PROBLEM TO SOLVE: Only a number is expected: how many lines in the data below contain the word "Travel".

ROWS:

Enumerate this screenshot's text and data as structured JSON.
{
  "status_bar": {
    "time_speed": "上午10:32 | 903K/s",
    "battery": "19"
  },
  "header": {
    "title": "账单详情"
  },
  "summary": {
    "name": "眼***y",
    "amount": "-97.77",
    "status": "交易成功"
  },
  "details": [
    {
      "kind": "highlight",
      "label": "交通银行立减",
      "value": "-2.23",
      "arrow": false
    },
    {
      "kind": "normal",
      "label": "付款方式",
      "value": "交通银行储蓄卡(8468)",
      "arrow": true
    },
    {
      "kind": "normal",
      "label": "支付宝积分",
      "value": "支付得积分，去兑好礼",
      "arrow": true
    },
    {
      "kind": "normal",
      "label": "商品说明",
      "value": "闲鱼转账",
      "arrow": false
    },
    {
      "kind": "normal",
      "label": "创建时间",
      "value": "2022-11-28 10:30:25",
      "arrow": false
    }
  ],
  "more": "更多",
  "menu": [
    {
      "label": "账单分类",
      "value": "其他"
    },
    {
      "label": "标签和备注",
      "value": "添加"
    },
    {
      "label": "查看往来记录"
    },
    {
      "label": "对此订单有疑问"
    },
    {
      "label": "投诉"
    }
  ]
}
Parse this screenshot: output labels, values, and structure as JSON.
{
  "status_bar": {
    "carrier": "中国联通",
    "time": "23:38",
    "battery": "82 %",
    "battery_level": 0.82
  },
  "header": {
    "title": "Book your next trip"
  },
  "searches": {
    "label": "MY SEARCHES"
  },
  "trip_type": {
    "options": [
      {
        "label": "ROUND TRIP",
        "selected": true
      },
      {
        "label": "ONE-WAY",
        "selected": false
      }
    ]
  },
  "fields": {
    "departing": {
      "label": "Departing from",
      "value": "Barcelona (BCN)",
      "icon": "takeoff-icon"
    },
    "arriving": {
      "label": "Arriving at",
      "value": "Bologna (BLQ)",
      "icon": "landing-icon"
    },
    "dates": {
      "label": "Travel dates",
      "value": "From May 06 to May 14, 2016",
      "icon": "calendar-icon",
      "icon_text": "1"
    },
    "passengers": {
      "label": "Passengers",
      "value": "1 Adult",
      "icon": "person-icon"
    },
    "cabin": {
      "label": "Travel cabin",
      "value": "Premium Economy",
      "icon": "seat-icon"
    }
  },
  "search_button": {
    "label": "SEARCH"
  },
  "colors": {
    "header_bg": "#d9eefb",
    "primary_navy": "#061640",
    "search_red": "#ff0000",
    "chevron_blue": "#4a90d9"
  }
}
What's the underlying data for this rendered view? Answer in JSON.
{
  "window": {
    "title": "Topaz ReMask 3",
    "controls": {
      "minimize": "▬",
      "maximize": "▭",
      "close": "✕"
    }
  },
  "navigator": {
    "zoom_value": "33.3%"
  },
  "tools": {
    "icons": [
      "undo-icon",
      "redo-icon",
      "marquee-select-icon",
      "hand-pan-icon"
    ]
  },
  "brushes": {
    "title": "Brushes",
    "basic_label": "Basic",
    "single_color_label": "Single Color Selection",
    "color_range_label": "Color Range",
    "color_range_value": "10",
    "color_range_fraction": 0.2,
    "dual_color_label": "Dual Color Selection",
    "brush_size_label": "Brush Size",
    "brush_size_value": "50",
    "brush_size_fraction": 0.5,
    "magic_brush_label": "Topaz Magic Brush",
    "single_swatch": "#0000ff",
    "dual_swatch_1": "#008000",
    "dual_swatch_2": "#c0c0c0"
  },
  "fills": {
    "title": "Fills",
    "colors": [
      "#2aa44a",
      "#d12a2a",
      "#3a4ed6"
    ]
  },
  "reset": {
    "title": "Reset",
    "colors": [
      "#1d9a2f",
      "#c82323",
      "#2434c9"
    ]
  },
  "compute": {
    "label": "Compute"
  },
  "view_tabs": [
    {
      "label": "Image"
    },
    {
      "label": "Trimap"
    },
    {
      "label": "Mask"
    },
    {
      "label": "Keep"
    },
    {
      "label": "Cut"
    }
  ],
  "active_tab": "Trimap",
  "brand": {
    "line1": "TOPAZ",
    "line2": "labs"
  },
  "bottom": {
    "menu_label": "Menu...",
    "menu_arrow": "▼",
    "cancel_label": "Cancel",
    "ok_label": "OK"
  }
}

TASK RESULT: 2